REQUIRED TASK
Extract the full set of records that follows, word for word.

^^^^

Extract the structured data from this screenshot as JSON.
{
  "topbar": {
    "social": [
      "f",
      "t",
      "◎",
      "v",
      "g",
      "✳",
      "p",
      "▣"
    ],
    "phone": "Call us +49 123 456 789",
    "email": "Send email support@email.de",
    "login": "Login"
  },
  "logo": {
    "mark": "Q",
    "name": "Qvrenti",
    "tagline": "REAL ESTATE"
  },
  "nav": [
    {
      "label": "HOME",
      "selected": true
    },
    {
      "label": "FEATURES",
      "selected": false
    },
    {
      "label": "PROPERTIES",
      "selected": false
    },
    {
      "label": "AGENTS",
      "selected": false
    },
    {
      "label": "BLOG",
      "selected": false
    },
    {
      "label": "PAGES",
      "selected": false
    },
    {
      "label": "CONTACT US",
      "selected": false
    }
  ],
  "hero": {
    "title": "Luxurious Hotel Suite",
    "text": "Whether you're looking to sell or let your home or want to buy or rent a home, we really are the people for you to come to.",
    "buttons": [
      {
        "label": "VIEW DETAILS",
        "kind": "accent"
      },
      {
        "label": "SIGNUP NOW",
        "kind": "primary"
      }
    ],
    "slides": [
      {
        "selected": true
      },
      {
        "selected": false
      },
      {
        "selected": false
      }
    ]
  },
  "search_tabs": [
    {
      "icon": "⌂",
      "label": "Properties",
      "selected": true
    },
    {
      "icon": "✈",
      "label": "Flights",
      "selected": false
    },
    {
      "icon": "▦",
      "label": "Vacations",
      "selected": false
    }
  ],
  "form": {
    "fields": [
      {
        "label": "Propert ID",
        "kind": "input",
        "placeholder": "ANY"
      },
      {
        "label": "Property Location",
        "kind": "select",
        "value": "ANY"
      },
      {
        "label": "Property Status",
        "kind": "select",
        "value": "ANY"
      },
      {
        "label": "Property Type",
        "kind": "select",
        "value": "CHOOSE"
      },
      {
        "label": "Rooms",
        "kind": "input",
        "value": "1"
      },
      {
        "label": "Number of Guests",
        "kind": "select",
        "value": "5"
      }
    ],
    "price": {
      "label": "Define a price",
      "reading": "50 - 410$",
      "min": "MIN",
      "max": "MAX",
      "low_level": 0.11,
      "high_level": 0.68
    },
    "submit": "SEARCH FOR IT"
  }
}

^^^^

FULL SOLUTION
Extract the structured data from this screenshot as JSON.
{
  "topbar": {
    "social": [
      "f",
      "t",
      "◎",
      "v",
      "g",
      "✳",
      "p",
      "▣"
    ],
    "phone": "Call us +49 123 456 789",
    "email": "Send email support@email.de",
    "login": "Login"
  },
  "logo": {
    "mark": "Q",
    "name": "Qvrenti",
    "tagline": "REAL ESTATE"
  },
  "nav": [
    {
      "label": "HOME",
      "selected": true
    },
    {
      "label": "FEATURES",
      "selected": false
    },
    {
      "label": "PROPERTIES",
      "selected": false
    },
    {
      "label": "AGENTS",
      "selected": false
    },
    {
      "label": "BLOG",
      "selected": false
    },
    {
      "label": "PAGES",
      "selected": false
    },
    {
      "label": "CONTACT US",
      "selected": false
    }
  ],
  "hero": {
    "title": "Luxurious Hotel Suite",
    "text": "Whether you're looking to sell or let your home or want to buy or rent a home, we really are the people for you to come to.",
    "buttons": [
      {
        "label": "VIEW DETAILS",
        "kind": "accent"
      },
      {
        "label": "SIGNUP NOW",
        "kind": "primary"
      }
    ],
    "slides": [
      {
        "selected": true
      },
      {
        "selected": false
      },
      {
        "selected": false
      }
    ]
  },
  "search_tabs": [
    {
      "icon": "⌂",
      "label": "Properties",
      "selected": true
    },
    {
      "icon": "✈",
      "label": "Flights",
      "selected": false
    },
    {
      "icon": "▦",
      "label": "Vacations",
      "selected": false
    }
  ],
  "form": {
    "fields": [
      {
        "label": "Propert ID",
        "kind": "input",
        "placeholder": "ANY"
      },
      {
        "label": "Property Location",
        "kind": "select",
        "value": "ANY"
      },
      {
        "label": "Property Status",
        "kind": "select",
        "value": "ANY"
      },
      {
        "label": "Property Type",
        "kind": "select",
        "value": "CHOOSE"
      },
      {
        "label": "Rooms",
        "kind": "input",
        "value": "1"
      },
      {
        "label": "Number of Guests",
        "kind": "select",
        "value": "5"
      }
    ],
    "price": {
      "label": "Define a price",
      "reading": "50 - 410$",
      "min": "MIN",
      "max": "MAX",
      "low_level": 0.11,
      "high_level": 0.68
    },
    "submit": "SEARCH FOR IT"
  }
}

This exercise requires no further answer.